[Given data start]
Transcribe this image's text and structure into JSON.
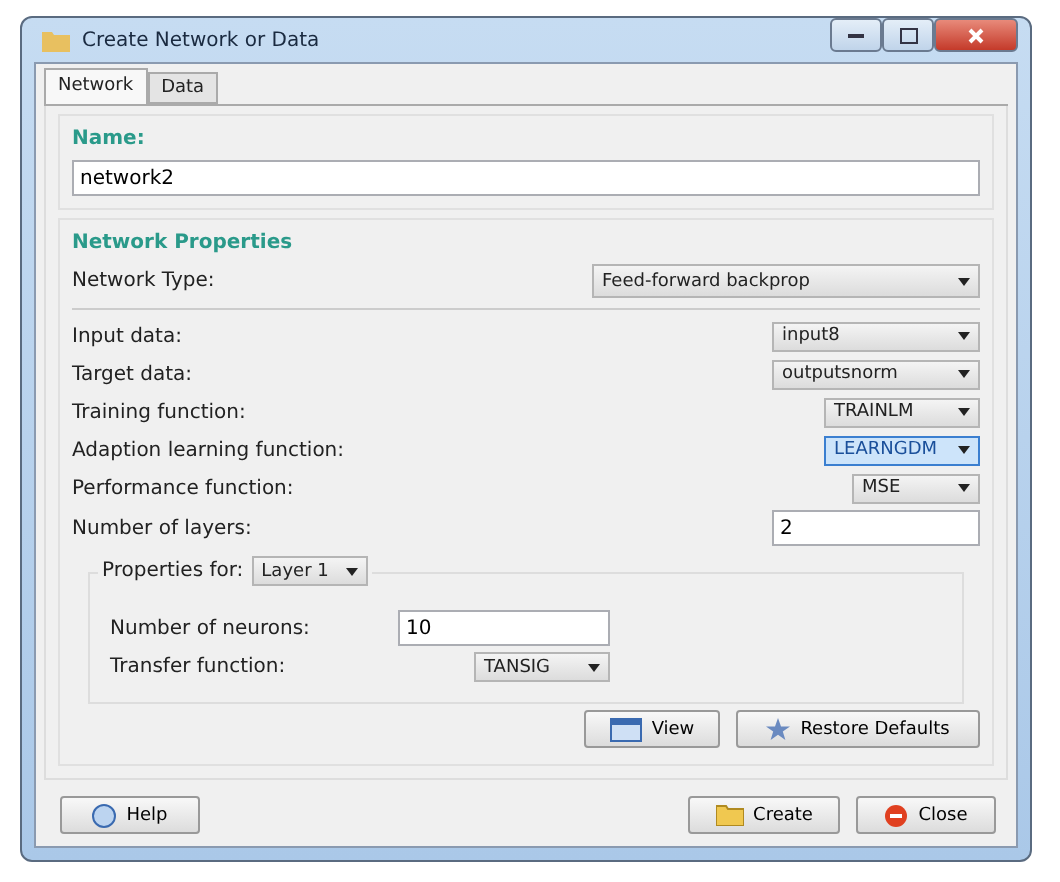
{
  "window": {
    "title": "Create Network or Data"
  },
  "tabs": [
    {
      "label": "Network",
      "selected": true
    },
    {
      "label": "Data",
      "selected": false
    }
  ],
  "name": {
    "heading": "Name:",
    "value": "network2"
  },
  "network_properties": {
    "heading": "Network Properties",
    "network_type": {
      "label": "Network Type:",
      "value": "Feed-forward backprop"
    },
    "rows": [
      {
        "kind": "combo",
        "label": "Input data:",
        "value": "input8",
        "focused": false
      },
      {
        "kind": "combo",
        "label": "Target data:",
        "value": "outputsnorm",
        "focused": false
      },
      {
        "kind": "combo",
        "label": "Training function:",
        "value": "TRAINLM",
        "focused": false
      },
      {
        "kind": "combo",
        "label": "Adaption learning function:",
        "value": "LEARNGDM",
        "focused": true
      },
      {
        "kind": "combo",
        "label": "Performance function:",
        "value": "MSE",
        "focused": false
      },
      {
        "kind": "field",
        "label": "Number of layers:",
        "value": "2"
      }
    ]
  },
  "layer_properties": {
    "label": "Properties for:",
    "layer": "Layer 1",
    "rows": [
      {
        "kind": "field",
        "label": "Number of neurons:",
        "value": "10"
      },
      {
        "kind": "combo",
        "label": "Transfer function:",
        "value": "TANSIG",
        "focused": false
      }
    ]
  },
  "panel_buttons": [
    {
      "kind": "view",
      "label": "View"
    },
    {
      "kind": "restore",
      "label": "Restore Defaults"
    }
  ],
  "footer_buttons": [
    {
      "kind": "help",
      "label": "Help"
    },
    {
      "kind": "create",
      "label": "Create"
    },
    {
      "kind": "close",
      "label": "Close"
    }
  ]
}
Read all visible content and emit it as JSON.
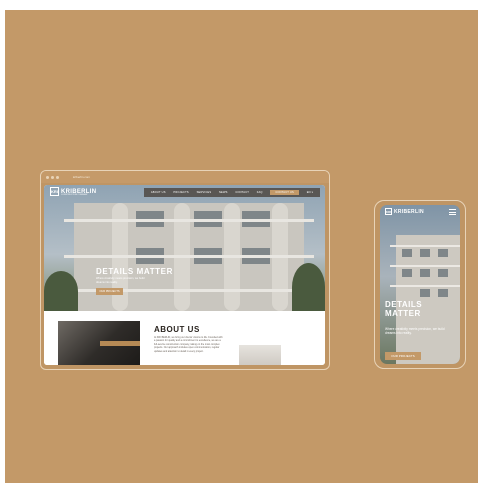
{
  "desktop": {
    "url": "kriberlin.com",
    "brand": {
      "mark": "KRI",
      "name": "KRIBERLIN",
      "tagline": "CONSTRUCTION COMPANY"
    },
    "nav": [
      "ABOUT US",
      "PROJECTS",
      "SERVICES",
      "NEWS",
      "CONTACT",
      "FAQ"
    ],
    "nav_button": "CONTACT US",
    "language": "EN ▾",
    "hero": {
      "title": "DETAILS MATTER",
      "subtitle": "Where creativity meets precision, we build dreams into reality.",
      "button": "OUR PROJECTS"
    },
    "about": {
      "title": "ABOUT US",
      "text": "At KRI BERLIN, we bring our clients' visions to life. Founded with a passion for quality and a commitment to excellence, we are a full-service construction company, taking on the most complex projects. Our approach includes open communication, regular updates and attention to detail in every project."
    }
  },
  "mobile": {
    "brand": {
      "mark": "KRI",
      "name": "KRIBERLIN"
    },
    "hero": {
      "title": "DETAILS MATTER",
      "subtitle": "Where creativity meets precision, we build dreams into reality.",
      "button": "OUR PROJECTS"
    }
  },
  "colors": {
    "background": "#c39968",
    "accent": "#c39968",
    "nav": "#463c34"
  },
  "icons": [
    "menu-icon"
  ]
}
[Given data end]
◆ Stated goal: Reproduce all entries exactly. Pictures do not belong in the copy.

◆ Worked solution:
Transcribe this image's text and structure into JSON.
{
  "window": {
    "title": "Create Network or Data"
  },
  "tabs": [
    {
      "label": "Network",
      "selected": true
    },
    {
      "label": "Data",
      "selected": false
    }
  ],
  "name": {
    "heading": "Name:",
    "value": "network2"
  },
  "network_properties": {
    "heading": "Network Properties",
    "network_type": {
      "label": "Network Type:",
      "value": "Feed-forward backprop"
    },
    "rows": [
      {
        "kind": "combo",
        "label": "Input data:",
        "value": "input8",
        "focused": false
      },
      {
        "kind": "combo",
        "label": "Target data:",
        "value": "outputsnorm",
        "focused": false
      },
      {
        "kind": "combo",
        "label": "Training function:",
        "value": "TRAINLM",
        "focused": false
      },
      {
        "kind": "combo",
        "label": "Adaption learning function:",
        "value": "LEARNGDM",
        "focused": true
      },
      {
        "kind": "combo",
        "label": "Performance function:",
        "value": "MSE",
        "focused": false
      },
      {
        "kind": "field",
        "label": "Number of layers:",
        "value": "2"
      }
    ]
  },
  "layer_properties": {
    "label": "Properties for:",
    "layer": "Layer 1",
    "rows": [
      {
        "kind": "field",
        "label": "Number of neurons:",
        "value": "10"
      },
      {
        "kind": "combo",
        "label": "Transfer function:",
        "value": "TANSIG",
        "focused": false
      }
    ]
  },
  "panel_buttons": [
    {
      "kind": "view",
      "label": "View"
    },
    {
      "kind": "restore",
      "label": "Restore Defaults"
    }
  ],
  "footer_buttons": [
    {
      "kind": "help",
      "label": "Help"
    },
    {
      "kind": "create",
      "label": "Create"
    },
    {
      "kind": "close",
      "label": "Close"
    }
  ]
}
Read all visible content and emit it as JSON.
{
  "desktop": {
    "url": "kriberlin.com",
    "brand": {
      "mark": "KRI",
      "name": "KRIBERLIN",
      "tagline": "CONSTRUCTION COMPANY"
    },
    "nav": [
      "ABOUT US",
      "PROJECTS",
      "SERVICES",
      "NEWS",
      "CONTACT",
      "FAQ"
    ],
    "nav_button": "CONTACT US",
    "language": "EN ▾",
    "hero": {
      "title": "DETAILS MATTER",
      "subtitle": "Where creativity meets precision, we build dreams into reality.",
      "button": "OUR PROJECTS"
    },
    "about": {
      "title": "ABOUT US",
      "text": "At KRI BERLIN, we bring our clients' visions to life. Founded with a passion for quality and a commitment to excellence, we are a full-service construction company, taking on the most complex projects. Our approach includes open communication, regular updates and attention to detail in every project."
    }
  },
  "mobile": {
    "brand": {
      "mark": "KRI",
      "name": "KRIBERLIN"
    },
    "hero": {
      "title": "DETAILS MATTER",
      "subtitle": "Where creativity meets precision, we build dreams into reality.",
      "button": "OUR PROJECTS"
    }
  },
  "colors": {
    "background": "#c39968",
    "accent": "#c39968",
    "nav": "#463c34"
  },
  "icons": [
    "menu-icon"
  ]
}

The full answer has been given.